→ **WORK INSTRUCTIONS**: Word for word, repeat the entries, minus the pictures.

>>

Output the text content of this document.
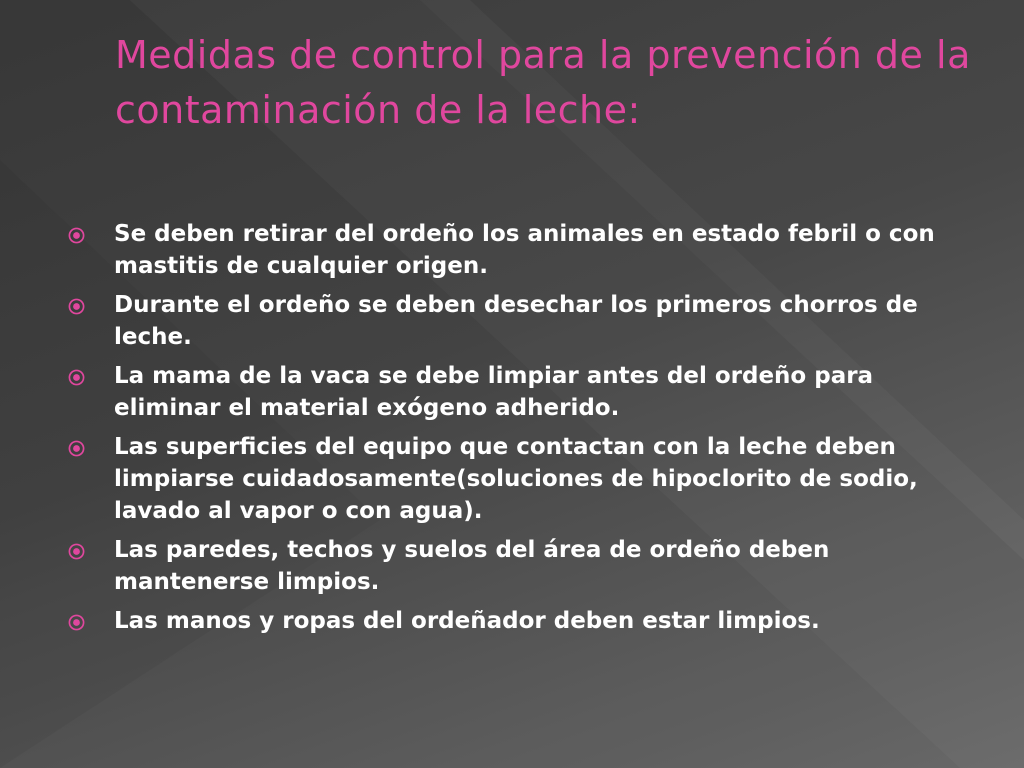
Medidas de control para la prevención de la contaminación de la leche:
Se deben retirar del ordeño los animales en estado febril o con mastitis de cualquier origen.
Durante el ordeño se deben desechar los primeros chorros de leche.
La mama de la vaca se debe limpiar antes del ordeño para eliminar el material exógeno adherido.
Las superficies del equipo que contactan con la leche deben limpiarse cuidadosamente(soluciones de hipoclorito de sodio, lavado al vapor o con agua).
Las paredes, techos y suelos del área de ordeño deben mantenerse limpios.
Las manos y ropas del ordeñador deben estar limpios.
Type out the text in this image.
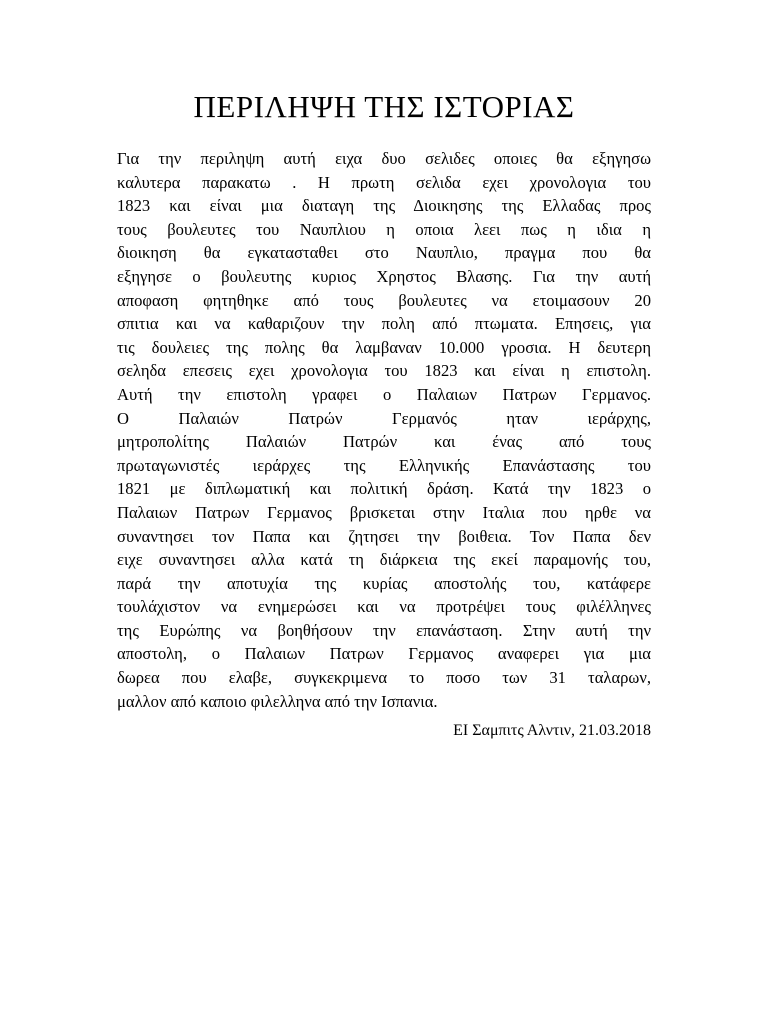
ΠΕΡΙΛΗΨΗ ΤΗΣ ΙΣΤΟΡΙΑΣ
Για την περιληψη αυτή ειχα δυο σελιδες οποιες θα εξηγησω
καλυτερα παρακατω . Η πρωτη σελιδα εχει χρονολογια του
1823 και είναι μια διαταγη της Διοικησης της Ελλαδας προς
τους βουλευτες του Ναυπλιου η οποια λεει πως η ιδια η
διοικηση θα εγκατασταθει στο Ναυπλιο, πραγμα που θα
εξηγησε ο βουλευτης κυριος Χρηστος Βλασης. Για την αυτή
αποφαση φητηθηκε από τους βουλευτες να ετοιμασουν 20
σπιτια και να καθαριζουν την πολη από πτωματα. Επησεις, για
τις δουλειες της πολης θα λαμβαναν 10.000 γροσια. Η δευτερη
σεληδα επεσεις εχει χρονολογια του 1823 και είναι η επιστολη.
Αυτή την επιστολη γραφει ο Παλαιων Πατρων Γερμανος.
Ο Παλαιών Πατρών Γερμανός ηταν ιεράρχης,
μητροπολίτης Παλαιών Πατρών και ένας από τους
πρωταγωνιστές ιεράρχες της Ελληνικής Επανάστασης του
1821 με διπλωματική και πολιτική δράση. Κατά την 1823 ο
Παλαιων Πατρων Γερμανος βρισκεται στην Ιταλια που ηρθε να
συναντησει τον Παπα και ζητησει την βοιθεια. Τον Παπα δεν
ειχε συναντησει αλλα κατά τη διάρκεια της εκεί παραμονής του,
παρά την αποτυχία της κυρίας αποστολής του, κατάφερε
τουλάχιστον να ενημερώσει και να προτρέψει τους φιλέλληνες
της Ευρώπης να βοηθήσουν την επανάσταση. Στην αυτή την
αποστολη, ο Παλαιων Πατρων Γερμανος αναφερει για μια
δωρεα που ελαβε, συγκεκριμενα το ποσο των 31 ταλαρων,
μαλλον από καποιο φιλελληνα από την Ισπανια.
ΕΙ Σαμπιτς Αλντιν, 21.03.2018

<<

→ **REPLY**:
Output the text content of this document.
Medidas de control para la prevención de la contaminación de la leche:
Se deben retirar del ordeño los animales en estado febril o con mastitis de cualquier origen.
Durante el ordeño se deben desechar los primeros chorros de leche.
La mama de la vaca se debe limpiar antes del ordeño para eliminar el material exógeno adherido.
Las superficies del equipo que contactan con la leche deben limpiarse cuidadosamente(soluciones de hipoclorito de sodio, lavado al vapor o con agua).
Las paredes, techos y suelos del área de ordeño deben mantenerse limpios.
Las manos y ropas del ordeñador deben estar limpios.
Type out the text in this image.
ΠΕΡΙΛΗΨΗ ΤΗΣ ΙΣΤΟΡΙΑΣ
Για την περιληψη αυτή ειχα δυο σελιδες οποιες θα εξηγησω
καλυτερα παρακατω . Η πρωτη σελιδα εχει χρονολογια του
1823 και είναι μια διαταγη της Διοικησης της Ελλαδας προς
τους βουλευτες του Ναυπλιου η οποια λεει πως η ιδια η
διοικηση θα εγκατασταθει στο Ναυπλιο, πραγμα που θα
εξηγησε ο βουλευτης κυριος Χρηστος Βλασης. Για την αυτή
αποφαση φητηθηκε από τους βουλευτες να ετοιμασουν 20
σπιτια και να καθαριζουν την πολη από πτωματα. Επησεις, για
τις δουλειες της πολης θα λαμβαναν 10.000 γροσια. Η δευτερη
σεληδα επεσεις εχει χρονολογια του 1823 και είναι η επιστολη.
Αυτή την επιστολη γραφει ο Παλαιων Πατρων Γερμανος.
Ο Παλαιών Πατρών Γερμανός ηταν ιεράρχης,
μητροπολίτης Παλαιών Πατρών και ένας από τους
πρωταγωνιστές ιεράρχες της Ελληνικής Επανάστασης του
1821 με διπλωματική και πολιτική δράση. Κατά την 1823 ο
Παλαιων Πατρων Γερμανος βρισκεται στην Ιταλια που ηρθε να
συναντησει τον Παπα και ζητησει την βοιθεια. Τον Παπα δεν
ειχε συναντησει αλλα κατά τη διάρκεια της εκεί παραμονής του,
παρά την αποτυχία της κυρίας αποστολής του, κατάφερε
τουλάχιστον να ενημερώσει και να προτρέψει τους φιλέλληνες
της Ευρώπης να βοηθήσουν την επανάσταση. Στην αυτή την
αποστολη, ο Παλαιων Πατρων Γερμανος αναφερει για μια
δωρεα που ελαβε, συγκεκριμενα το ποσο των 31 ταλαρων,
μαλλον από καποιο φιλελληνα από την Ισπανια.
ΕΙ Σαμπιτς Αλντιν, 21.03.2018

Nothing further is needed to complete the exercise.